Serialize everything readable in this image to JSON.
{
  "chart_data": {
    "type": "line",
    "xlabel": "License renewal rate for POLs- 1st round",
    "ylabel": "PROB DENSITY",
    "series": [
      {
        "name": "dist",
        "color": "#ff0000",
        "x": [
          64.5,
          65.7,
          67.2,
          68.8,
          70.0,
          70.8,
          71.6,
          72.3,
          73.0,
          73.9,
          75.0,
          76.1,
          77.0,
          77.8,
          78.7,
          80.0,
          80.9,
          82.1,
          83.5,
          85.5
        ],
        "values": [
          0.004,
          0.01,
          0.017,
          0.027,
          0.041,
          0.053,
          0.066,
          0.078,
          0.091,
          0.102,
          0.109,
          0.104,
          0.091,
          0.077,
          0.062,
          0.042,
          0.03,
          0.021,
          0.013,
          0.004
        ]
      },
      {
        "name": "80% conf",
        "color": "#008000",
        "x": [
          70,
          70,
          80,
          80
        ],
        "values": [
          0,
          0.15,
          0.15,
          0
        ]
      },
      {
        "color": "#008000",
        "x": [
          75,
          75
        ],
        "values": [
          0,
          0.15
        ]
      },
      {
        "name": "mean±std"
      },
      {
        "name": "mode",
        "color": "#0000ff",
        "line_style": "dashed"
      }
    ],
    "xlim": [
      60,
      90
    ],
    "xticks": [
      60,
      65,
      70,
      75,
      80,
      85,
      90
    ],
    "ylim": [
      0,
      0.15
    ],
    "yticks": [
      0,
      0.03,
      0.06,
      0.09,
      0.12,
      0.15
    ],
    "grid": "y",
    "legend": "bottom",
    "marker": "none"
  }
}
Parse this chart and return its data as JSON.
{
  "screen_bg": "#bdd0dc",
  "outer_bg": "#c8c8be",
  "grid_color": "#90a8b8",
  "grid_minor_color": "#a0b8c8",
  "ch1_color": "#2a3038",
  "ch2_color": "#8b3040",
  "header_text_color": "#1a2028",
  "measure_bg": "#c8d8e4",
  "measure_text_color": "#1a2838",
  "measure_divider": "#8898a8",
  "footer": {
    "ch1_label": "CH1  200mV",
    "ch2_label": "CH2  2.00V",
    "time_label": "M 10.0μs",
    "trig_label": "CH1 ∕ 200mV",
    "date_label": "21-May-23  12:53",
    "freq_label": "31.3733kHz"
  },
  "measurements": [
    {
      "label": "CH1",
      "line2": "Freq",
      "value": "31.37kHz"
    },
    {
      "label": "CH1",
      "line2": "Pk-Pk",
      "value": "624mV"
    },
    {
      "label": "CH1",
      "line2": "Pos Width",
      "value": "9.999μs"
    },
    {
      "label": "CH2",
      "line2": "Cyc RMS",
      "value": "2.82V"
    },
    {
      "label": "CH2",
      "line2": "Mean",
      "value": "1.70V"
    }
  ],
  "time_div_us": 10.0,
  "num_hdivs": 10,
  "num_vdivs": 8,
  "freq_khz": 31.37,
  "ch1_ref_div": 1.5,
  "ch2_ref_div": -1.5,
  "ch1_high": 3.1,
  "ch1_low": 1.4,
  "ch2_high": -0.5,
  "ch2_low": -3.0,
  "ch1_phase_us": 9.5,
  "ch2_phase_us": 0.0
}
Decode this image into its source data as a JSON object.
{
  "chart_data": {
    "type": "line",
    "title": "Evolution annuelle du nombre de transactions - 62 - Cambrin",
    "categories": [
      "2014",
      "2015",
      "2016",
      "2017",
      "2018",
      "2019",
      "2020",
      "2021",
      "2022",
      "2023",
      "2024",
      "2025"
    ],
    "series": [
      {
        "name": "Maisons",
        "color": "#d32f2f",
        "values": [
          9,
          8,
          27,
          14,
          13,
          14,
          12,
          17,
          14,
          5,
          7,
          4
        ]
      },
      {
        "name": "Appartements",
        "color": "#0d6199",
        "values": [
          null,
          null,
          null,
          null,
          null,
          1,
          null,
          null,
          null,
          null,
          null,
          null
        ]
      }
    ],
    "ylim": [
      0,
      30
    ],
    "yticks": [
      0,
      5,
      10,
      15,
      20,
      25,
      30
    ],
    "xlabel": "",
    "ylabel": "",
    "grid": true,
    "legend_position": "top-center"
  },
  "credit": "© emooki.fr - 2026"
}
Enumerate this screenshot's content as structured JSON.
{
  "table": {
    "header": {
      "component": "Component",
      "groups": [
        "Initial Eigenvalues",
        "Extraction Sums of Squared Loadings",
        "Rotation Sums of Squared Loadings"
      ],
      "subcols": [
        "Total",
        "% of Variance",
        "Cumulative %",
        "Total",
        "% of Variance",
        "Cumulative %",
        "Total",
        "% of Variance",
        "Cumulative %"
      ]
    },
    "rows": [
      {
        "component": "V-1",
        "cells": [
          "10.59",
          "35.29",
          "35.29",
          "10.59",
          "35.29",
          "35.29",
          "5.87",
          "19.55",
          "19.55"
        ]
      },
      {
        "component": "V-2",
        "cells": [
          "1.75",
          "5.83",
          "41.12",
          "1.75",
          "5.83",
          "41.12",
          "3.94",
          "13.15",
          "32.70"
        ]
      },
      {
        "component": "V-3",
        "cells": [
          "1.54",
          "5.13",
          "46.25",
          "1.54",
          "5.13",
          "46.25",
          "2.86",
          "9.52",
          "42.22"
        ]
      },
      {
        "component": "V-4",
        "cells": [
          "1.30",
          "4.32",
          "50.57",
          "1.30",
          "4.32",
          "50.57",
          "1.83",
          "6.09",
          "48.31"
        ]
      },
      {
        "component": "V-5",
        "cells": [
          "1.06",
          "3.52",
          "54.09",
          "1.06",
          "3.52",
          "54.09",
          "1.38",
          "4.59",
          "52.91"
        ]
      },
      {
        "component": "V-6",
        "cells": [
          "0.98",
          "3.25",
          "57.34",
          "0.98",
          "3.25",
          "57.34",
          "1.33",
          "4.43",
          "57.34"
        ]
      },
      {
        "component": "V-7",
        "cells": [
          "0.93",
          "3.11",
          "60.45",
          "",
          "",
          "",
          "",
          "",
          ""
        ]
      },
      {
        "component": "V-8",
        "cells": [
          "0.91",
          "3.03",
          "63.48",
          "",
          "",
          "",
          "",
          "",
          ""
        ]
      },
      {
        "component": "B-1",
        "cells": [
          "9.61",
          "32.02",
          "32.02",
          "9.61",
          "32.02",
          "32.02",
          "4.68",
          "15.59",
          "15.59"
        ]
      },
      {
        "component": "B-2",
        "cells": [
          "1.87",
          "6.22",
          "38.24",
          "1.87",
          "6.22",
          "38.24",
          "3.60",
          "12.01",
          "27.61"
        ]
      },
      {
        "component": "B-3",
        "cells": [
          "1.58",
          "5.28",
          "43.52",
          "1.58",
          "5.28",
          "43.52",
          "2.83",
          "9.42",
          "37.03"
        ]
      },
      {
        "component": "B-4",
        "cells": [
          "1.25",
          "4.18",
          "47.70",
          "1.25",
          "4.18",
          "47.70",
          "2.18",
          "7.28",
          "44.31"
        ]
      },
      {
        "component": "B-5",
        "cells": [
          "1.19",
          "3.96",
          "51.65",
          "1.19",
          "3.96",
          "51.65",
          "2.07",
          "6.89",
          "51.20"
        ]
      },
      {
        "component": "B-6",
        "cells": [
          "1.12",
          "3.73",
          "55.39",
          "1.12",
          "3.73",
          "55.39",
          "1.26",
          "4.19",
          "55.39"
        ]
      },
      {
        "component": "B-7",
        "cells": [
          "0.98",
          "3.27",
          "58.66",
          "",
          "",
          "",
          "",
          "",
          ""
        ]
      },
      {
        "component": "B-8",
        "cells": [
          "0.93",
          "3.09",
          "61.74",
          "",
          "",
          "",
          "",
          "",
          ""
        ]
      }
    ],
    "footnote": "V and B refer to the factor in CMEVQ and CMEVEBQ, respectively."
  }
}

What is expected: In the listing above, how many lines hold the word "name"? Give the number and nothing more.

Answer below: 6